## TASK
Please transcribe the data below exactly. Leave the pictures out.

--- start ---

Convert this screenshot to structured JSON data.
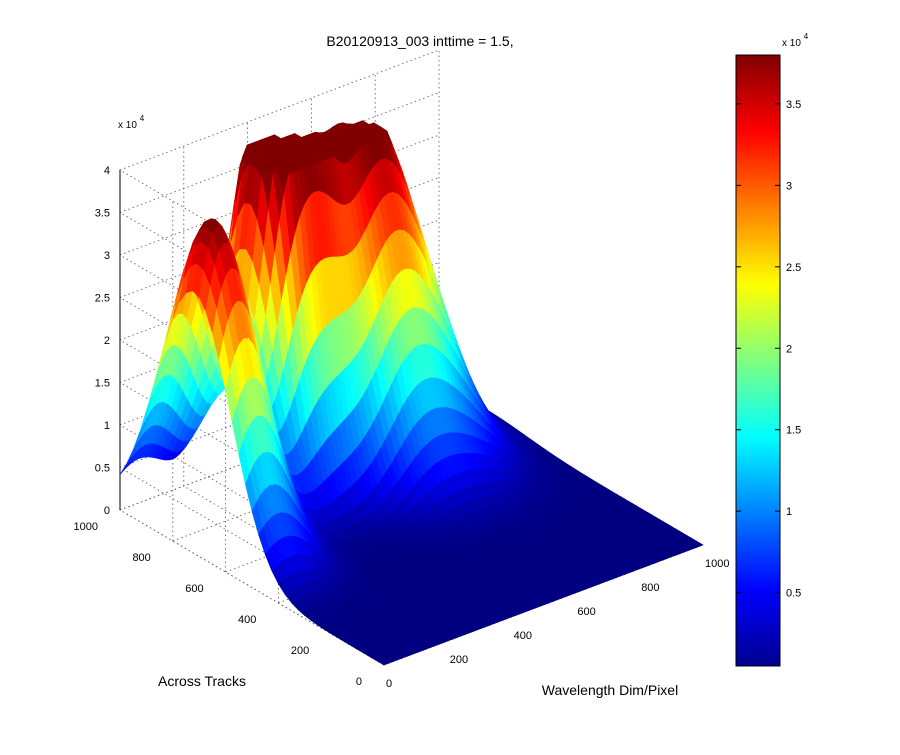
{
  "figure": {
    "title": "B20120913_003 inttime = 1.5,"
  },
  "chart_data": {
    "type": "surface",
    "title": "B20120913_003 inttime = 1.5,",
    "xlabel": "Wavelength Dim/Pixel",
    "ylabel": "Across Tracks",
    "zlabel": "",
    "xlim": [
      0,
      1000
    ],
    "ylim": [
      0,
      1000
    ],
    "zlim": [
      0,
      40000
    ],
    "x_ticks": [
      0,
      200,
      400,
      600,
      800,
      1000
    ],
    "y_ticks": [
      0,
      200,
      400,
      600,
      800,
      1000
    ],
    "z_ticks": [
      0,
      5000,
      10000,
      15000,
      20000,
      25000,
      30000,
      35000,
      40000
    ],
    "z_tick_labels": [
      "0",
      "0.5",
      "1",
      "1.5",
      "2",
      "2.5",
      "3",
      "3.5",
      "4"
    ],
    "z_multiplier": "x 10",
    "z_multiplier_exp": "4",
    "grid": true,
    "colormap": "jet",
    "peaks": [
      {
        "x": 60,
        "y": 720,
        "z": 38500
      },
      {
        "x": 330,
        "y": 860,
        "z": 36000
      },
      {
        "x": 430,
        "y": 860,
        "z": 35000
      },
      {
        "x": 580,
        "y": 830,
        "z": 28000
      },
      {
        "x": 720,
        "y": 830,
        "z": 25000
      }
    ],
    "colorbar": {
      "ticks": [
        5000,
        10000,
        15000,
        20000,
        25000,
        30000,
        35000
      ],
      "tick_labels": [
        "0.5",
        "1",
        "1.5",
        "2",
        "2.5",
        "3",
        "3.5"
      ],
      "range": [
        500,
        38000
      ],
      "multiplier": "x 10",
      "multiplier_exp": "4"
    }
  }
}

--- end ---

## SOLUTION
Convert this screenshot to structured JSON data.
{
  "figure": {
    "title": "B20120913_003 inttime = 1.5,"
  },
  "chart_data": {
    "type": "surface",
    "title": "B20120913_003 inttime = 1.5,",
    "xlabel": "Wavelength Dim/Pixel",
    "ylabel": "Across Tracks",
    "zlabel": "",
    "xlim": [
      0,
      1000
    ],
    "ylim": [
      0,
      1000
    ],
    "zlim": [
      0,
      40000
    ],
    "x_ticks": [
      0,
      200,
      400,
      600,
      800,
      1000
    ],
    "y_ticks": [
      0,
      200,
      400,
      600,
      800,
      1000
    ],
    "z_ticks": [
      0,
      5000,
      10000,
      15000,
      20000,
      25000,
      30000,
      35000,
      40000
    ],
    "z_tick_labels": [
      "0",
      "0.5",
      "1",
      "1.5",
      "2",
      "2.5",
      "3",
      "3.5",
      "4"
    ],
    "z_multiplier": "x 10",
    "z_multiplier_exp": "4",
    "grid": true,
    "colormap": "jet",
    "peaks": [
      {
        "x": 60,
        "y": 720,
        "z": 38500
      },
      {
        "x": 330,
        "y": 860,
        "z": 36000
      },
      {
        "x": 430,
        "y": 860,
        "z": 35000
      },
      {
        "x": 580,
        "y": 830,
        "z": 28000
      },
      {
        "x": 720,
        "y": 830,
        "z": 25000
      }
    ],
    "colorbar": {
      "ticks": [
        5000,
        10000,
        15000,
        20000,
        25000,
        30000,
        35000
      ],
      "tick_labels": [
        "0.5",
        "1",
        "1.5",
        "2",
        "2.5",
        "3",
        "3.5"
      ],
      "range": [
        500,
        38000
      ],
      "multiplier": "x 10",
      "multiplier_exp": "4"
    }
  }
}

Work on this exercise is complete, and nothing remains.